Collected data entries
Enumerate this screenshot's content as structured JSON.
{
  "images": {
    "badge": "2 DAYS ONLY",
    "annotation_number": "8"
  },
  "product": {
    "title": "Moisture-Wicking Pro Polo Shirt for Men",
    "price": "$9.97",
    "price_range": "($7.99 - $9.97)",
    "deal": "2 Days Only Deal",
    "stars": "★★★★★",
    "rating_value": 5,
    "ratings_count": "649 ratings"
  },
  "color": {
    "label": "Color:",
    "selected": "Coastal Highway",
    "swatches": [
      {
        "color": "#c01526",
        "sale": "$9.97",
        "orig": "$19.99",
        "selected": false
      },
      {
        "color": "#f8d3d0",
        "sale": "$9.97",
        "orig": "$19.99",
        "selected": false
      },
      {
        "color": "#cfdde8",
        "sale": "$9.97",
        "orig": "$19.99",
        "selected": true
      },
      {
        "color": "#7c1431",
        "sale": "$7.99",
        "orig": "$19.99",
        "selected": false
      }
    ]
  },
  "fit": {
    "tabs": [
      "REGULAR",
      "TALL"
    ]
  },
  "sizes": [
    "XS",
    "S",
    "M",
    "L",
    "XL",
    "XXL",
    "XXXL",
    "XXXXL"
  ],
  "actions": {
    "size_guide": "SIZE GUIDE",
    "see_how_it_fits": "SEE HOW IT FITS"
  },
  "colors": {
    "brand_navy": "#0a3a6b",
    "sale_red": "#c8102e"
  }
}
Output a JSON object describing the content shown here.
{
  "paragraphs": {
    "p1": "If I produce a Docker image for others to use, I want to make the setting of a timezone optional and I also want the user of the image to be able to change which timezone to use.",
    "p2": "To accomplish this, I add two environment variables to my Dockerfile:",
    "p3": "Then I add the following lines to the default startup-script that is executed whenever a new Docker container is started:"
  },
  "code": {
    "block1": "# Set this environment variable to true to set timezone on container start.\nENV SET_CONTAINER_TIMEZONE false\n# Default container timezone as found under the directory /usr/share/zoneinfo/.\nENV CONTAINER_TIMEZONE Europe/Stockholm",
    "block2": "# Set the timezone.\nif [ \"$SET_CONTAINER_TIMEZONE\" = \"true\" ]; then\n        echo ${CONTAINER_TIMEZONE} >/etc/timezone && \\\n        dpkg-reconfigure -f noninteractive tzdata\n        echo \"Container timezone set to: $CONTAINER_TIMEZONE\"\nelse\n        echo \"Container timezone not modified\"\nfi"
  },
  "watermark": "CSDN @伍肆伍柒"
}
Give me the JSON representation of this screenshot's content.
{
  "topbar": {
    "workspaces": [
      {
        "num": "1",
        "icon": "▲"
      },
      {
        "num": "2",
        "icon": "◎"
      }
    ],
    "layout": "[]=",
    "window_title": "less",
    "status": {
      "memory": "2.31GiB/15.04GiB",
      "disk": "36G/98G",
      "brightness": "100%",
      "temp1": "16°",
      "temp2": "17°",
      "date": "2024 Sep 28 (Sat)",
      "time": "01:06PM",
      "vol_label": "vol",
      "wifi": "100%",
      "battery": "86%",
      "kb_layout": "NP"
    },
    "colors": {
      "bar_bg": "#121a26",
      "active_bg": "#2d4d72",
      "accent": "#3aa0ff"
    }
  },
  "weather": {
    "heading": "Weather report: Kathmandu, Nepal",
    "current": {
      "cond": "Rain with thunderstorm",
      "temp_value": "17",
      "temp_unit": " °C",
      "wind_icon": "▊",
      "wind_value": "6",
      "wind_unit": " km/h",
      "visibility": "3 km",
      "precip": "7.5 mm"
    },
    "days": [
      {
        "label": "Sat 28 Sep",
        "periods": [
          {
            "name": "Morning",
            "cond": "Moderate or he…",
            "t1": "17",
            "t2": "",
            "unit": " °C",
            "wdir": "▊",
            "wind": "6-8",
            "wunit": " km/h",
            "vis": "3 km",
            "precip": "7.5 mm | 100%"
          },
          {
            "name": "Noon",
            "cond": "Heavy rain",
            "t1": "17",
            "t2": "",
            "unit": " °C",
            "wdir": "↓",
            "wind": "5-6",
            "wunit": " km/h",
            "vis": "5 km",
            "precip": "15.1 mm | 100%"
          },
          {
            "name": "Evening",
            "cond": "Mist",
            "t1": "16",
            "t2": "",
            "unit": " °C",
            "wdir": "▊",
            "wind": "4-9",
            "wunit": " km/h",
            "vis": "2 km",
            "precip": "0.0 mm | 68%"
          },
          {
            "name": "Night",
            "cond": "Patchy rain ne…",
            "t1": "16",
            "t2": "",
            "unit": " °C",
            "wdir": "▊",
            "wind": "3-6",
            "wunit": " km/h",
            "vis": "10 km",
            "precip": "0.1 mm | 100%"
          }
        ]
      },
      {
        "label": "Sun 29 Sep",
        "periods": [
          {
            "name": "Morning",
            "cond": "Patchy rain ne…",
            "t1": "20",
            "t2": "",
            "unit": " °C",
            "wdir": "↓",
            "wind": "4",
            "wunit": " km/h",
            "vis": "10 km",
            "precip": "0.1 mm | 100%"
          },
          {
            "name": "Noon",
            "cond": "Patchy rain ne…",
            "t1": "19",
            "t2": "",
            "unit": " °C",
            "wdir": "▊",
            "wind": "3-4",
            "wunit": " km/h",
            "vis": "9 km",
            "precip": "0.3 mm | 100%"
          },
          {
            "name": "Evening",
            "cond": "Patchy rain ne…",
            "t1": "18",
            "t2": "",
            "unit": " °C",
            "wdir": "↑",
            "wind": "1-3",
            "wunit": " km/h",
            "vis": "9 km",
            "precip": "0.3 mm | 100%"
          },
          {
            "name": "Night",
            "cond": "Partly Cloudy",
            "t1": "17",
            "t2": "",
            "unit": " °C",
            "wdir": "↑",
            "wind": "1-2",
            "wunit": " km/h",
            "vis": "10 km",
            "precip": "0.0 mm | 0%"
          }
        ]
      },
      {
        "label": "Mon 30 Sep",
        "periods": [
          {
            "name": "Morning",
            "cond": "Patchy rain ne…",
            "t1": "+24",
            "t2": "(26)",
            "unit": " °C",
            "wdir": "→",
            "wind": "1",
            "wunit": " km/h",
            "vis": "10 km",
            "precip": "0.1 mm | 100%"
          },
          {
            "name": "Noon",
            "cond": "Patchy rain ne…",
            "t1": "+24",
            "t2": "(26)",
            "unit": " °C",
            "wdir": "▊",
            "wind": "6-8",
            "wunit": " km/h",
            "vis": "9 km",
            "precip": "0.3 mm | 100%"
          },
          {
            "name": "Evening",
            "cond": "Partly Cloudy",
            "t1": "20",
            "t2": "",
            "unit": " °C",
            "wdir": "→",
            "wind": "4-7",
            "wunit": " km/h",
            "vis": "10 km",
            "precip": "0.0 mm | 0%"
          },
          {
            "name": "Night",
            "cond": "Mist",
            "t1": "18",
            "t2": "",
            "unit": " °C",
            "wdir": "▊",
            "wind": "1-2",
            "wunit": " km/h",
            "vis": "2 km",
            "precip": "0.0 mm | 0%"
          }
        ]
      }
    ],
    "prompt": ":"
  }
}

Exercise aim: Scan the records above for the string "content", then select every line that holds it.

Complete response:
Enumerate this screenshot's content as structured JSON.
Output a JSON object describing the content shown here.
Give me the JSON representation of this screenshot's content.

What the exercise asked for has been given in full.